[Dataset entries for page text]
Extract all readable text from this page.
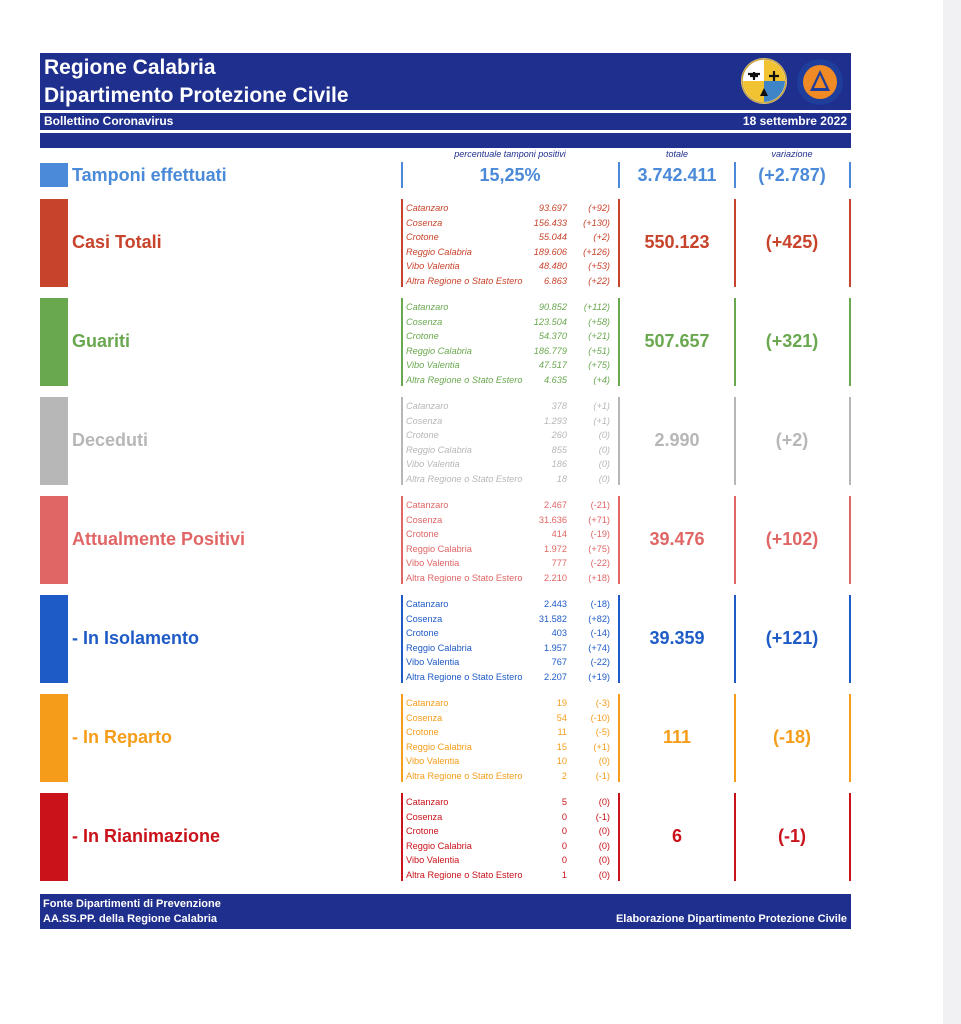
Regione Calabria
Dipartimento Protezione Civile
Bollettino Coronavirus	18 settembre 2022
percentuale tamponi positivi	totale	variazione
Tamponi effettuati	15,25%	3.742.411	(+2.787)
Casi Totali
Catanzaro	93.697 (+92)
Cosenza	156.433 (+130)
Crotone	55.044	(+2)
Reggio Calabria	189.606 (+126)
Vibo Valentia	48.480 (+53)
Altra Regione o Stato Estero 6.863 (+22)
550.123	(+425)
Guariti
Catanzaro	90.852 (+112)
Cosenza	123.504 (+58)
Crotone	54.370 (+21)
Reggio Calabria	186.779 (+51)
Vibo Valentia	47.517 (+75)
Altra Regione o Stato Estero 4.635	(+4)
507.657	(+321)
Deceduti
Catanzaro	378	(+1)
Cosenza	1.293	(+1)
Crotone	260	(0)
Reggio Calabria	855	(0)
Vibo Valentia	186	(0)
Altra Regione o Stato Estero	18	(0)
2.990	(+2)
Attualmente Positivi
Catanzaro	2.467	(-21)
Cosenza	31.636 (+71)
Crotone	414	(-19)
Reggio Calabria	1.972 (+75)
Vibo Valentia	777	(-22)
Altra Regione o Stato Estero 2.210 (+18)
39.476	(+102)
- In Isolamento
Catanzaro	2.443	(-18)
Cosenza	31.582 (+82)
Crotone	403	(-14)
Reggio Calabria	1.957 (+74)
Vibo Valentia	767	(-22)
Altra Regione o Stato Estero 2.207 (+19)
39.359	(+121)
- In Reparto
Catanzaro	19	(-3)
Cosenza	54	(-10)
Crotone	11	(-5)
Reggio Calabria	15	(+1)
Vibo Valentia	10	(0)
Altra Regione o Stato Estero	2	(-1)
111	(-18)
- In Rianimazione
Catanzaro	5	(0)
Cosenza	0	(-1)
Crotone	0	(0)
Reggio Calabria	0	(0)
Vibo Valentia	0	(0)
Altra Regione o Stato Estero	1	(0)
6	(-1)
Fonte Dipartimenti di Prevenzione
AA.SS.PP. della Regione Calabria	Elaborazione Dipartimento Protezione Civile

## TRY IT
Please set down the lines above word for word and leave out the pictures.

## RESPONSE TO THIS EXERCISE
Extract all readable text from this page.
Regione Calabria
Dipartimento Protezione Civile
Bollettino Coronavirus	18 settembre 2022
percentuale tamponi positivi	totale	variazione
Tamponi effettuati	15,25%	3.742.411	(+2.787)
Casi Totali
Catanzaro	93.697 (+92)
Cosenza	156.433 (+130)
Crotone	55.044	(+2)
Reggio Calabria	189.606 (+126)
Vibo Valentia	48.480 (+53)
Altra Regione o Stato Estero 6.863 (+22)
550.123	(+425)
Guariti
Catanzaro	90.852 (+112)
Cosenza	123.504 (+58)
Crotone	54.370 (+21)
Reggio Calabria	186.779 (+51)
Vibo Valentia	47.517 (+75)
Altra Regione o Stato Estero 4.635	(+4)
507.657	(+321)
Deceduti
Catanzaro	378	(+1)
Cosenza	1.293	(+1)
Crotone	260	(0)
Reggio Calabria	855	(0)
Vibo Valentia	186	(0)
Altra Regione o Stato Estero	18	(0)
2.990	(+2)
Attualmente Positivi
Catanzaro	2.467	(-21)
Cosenza	31.636 (+71)
Crotone	414	(-19)
Reggio Calabria	1.972 (+75)
Vibo Valentia	777	(-22)
Altra Regione o Stato Estero 2.210 (+18)
39.476	(+102)
- In Isolamento
Catanzaro	2.443	(-18)
Cosenza	31.582 (+82)
Crotone	403	(-14)
Reggio Calabria	1.957 (+74)
Vibo Valentia	767	(-22)
Altra Regione o Stato Estero 2.207 (+19)
39.359	(+121)
- In Reparto
Catanzaro	19	(-3)
Cosenza	54	(-10)
Crotone	11	(-5)
Reggio Calabria	15	(+1)
Vibo Valentia	10	(0)
Altra Regione o Stato Estero	2	(-1)
111	(-18)
- In Rianimazione
Catanzaro	5	(0)
Cosenza	0	(-1)
Crotone	0	(0)
Reggio Calabria	0	(0)
Vibo Valentia	0	(0)
Altra Regione o Stato Estero	1	(0)
6	(-1)
Fonte Dipartimenti di Prevenzione
AA.SS.PP. della Regione Calabria	Elaborazione Dipartimento Protezione Civile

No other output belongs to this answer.